Input data.

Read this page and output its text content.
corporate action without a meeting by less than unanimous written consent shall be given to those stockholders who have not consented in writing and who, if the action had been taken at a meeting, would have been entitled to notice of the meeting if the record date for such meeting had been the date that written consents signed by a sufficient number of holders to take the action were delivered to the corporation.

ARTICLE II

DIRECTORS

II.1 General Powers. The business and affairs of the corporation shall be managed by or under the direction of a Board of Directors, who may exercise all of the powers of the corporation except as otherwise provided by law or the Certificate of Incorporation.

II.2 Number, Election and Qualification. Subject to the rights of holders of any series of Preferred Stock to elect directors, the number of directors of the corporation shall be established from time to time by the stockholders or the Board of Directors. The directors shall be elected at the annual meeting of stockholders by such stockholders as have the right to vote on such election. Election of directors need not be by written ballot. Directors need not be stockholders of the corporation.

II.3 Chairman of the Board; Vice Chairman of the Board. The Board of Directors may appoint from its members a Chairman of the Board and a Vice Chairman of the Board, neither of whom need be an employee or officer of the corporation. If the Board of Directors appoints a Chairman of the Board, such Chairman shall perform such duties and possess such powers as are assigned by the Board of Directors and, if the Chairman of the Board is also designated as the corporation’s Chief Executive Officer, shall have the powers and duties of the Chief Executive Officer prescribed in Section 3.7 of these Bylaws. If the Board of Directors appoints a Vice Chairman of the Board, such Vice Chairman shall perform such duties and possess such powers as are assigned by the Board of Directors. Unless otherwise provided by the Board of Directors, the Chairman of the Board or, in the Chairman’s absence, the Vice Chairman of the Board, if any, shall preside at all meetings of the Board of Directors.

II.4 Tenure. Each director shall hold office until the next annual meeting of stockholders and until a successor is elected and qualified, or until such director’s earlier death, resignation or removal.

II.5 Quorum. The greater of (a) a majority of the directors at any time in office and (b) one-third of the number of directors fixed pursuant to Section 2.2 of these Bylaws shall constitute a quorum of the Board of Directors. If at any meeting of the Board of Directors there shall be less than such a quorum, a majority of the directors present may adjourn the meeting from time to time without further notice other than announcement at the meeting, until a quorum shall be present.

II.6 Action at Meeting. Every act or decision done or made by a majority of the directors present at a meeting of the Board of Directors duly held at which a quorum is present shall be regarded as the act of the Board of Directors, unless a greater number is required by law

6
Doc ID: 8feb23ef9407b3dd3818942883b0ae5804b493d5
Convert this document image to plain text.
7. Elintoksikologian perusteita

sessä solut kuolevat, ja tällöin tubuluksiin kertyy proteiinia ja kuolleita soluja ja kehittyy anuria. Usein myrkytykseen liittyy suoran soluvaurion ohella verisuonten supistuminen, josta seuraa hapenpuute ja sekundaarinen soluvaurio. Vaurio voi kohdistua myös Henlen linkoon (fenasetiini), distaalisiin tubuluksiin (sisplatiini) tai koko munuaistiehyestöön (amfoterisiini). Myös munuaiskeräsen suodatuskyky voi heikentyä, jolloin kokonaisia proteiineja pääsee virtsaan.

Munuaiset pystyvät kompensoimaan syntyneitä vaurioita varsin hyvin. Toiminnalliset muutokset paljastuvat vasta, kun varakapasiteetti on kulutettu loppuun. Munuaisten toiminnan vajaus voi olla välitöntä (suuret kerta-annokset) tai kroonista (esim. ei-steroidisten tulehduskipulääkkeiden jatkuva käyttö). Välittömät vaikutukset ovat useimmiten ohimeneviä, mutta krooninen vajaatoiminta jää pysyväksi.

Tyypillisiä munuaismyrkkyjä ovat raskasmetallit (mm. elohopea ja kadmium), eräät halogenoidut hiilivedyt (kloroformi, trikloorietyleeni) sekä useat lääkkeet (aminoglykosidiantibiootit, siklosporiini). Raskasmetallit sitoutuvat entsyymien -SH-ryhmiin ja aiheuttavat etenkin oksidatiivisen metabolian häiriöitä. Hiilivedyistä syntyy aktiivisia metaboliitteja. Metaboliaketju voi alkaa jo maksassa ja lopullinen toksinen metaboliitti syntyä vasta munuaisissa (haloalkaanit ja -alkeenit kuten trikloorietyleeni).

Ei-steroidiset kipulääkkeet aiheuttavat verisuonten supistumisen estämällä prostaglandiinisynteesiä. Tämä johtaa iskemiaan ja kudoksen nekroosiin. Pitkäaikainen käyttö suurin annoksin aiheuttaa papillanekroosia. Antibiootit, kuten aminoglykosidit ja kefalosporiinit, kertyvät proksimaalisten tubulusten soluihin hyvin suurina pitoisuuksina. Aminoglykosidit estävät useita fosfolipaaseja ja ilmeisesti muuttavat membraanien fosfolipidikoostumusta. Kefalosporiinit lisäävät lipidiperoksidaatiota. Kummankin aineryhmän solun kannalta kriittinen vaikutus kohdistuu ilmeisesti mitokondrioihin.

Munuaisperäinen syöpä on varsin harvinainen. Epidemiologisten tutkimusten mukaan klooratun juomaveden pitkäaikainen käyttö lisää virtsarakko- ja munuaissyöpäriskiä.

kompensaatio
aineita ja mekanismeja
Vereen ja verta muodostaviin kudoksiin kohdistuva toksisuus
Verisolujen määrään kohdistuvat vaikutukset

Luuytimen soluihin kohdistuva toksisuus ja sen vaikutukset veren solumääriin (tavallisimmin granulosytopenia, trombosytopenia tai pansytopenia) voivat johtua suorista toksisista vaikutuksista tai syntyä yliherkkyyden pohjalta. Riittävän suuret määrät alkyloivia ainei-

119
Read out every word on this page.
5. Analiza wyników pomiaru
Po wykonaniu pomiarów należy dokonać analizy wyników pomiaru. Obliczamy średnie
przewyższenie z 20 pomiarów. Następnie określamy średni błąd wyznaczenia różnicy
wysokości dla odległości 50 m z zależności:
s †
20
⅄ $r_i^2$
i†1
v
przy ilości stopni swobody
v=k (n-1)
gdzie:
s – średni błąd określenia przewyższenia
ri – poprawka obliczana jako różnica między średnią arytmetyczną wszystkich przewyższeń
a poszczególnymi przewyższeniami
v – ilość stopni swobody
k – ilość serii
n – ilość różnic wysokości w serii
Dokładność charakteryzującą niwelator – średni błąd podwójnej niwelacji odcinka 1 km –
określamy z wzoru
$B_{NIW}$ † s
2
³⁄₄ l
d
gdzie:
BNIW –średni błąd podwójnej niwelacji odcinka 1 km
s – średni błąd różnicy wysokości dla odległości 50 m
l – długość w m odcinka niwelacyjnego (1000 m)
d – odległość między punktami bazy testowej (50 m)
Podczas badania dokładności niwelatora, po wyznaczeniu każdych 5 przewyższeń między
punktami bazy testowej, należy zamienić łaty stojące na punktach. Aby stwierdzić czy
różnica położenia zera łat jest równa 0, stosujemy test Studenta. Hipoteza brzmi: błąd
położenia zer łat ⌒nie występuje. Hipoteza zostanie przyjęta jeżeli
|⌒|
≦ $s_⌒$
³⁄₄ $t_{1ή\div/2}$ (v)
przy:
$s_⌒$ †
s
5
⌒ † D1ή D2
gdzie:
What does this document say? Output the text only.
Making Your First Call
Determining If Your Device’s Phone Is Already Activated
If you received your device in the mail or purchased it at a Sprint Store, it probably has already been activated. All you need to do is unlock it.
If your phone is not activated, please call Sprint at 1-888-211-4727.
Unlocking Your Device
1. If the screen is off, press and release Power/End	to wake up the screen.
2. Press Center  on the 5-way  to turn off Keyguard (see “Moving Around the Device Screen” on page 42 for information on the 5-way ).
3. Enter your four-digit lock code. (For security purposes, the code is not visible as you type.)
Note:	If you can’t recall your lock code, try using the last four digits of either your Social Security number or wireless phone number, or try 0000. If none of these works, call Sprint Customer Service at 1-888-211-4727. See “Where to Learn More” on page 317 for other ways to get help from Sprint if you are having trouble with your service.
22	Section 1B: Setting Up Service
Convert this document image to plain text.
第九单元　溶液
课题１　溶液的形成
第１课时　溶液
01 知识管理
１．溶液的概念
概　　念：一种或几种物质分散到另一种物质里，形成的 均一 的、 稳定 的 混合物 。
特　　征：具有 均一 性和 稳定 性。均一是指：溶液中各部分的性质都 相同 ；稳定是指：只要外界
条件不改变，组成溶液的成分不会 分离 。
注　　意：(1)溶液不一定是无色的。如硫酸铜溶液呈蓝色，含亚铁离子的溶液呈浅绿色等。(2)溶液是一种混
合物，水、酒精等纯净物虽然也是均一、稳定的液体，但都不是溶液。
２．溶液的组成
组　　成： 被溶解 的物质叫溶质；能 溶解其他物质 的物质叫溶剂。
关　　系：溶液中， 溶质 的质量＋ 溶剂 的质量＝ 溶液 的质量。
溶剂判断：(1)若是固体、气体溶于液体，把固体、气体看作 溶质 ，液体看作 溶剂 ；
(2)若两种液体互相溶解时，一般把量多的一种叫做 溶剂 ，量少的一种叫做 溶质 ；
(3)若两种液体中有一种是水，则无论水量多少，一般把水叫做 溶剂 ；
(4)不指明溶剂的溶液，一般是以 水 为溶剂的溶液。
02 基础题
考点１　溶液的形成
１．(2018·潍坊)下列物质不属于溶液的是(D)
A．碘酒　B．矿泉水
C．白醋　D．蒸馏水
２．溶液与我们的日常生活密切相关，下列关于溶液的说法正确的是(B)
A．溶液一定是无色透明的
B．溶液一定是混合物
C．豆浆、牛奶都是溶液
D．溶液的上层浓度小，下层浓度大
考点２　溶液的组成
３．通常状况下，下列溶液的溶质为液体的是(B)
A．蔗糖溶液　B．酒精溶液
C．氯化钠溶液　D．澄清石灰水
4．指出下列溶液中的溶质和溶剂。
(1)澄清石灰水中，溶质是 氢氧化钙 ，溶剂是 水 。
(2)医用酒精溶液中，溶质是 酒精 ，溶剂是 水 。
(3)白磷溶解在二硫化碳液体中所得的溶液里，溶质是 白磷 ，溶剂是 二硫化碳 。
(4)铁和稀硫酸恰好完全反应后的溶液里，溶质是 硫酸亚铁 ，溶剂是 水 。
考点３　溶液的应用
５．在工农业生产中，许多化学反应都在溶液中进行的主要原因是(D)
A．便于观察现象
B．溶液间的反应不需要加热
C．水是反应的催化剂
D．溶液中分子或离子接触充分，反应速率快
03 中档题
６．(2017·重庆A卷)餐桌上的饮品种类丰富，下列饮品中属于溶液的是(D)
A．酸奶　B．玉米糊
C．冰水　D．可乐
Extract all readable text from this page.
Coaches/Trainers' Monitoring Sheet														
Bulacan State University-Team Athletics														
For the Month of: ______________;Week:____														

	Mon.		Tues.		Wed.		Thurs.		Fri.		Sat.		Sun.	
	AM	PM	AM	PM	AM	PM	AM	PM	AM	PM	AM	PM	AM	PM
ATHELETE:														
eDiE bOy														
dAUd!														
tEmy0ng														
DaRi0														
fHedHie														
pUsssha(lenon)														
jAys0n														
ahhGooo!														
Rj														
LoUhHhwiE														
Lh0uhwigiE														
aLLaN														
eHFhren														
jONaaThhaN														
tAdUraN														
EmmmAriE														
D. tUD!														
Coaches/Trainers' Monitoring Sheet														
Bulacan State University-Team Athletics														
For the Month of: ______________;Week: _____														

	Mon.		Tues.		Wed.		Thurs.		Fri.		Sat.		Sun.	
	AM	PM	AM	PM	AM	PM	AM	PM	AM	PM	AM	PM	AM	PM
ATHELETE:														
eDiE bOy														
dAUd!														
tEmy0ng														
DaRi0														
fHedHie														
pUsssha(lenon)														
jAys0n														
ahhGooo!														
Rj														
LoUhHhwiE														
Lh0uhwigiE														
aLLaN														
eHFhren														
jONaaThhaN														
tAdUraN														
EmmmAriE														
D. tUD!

Task brief.
Which lines in the data above contain "these"? Show each one.

Output of the task.
II.3 Chairman of the Board; Vice Chairman of the Board. The Board of Directors may appoint from its members a Chairman of the Board and a Vice Chairman of the Board, neither of whom need be an employee or officer of the corporation. If the Board of Directors appoints a Chairman of the Board, such Chairman shall perform such duties and possess such powers as are assigned by the Board of Directors and, if the Chairman of the Board is also designated as the corporation’s Chief Executive Officer, shall have the powers and duties of the Chief Executive Officer prescribed in Section 3.7 of these Bylaws. If the Board of Directors appoints a Vice Chairman of the Board, such Vice Chairman shall perform such duties and possess such powers as are assigned by the Board of Directors. Unless otherwise provided by the Board of Directors, the Chairman of the Board or, in the Chairman’s absence, the Vice Chairman of the Board, if any, shall preside at all meetings of the Board of Directors.
II.5 Quorum. The greater of (a) a majority of the directors at any time in office and (b) one-third of the number of directors fixed pursuant to Section 2.2 of these Bylaws shall constitute a quorum of the Board of Directors. If at any meeting of the Board of Directors there shall be less than such a quorum, a majority of the directors present may adjourn the meeting from time to time without further notice other than announcement at the meeting, until a quorum shall be present.
Note:	If you can’t recall your lock code, try using the last four digits of either your Social Security number or wireless phone number, or try 0000. If none of these works, call Sprint Customer Service at 1-888-211-4727. See “Where to Learn More” on page 317 for other ways to get help from Sprint if you are having trouble with your service.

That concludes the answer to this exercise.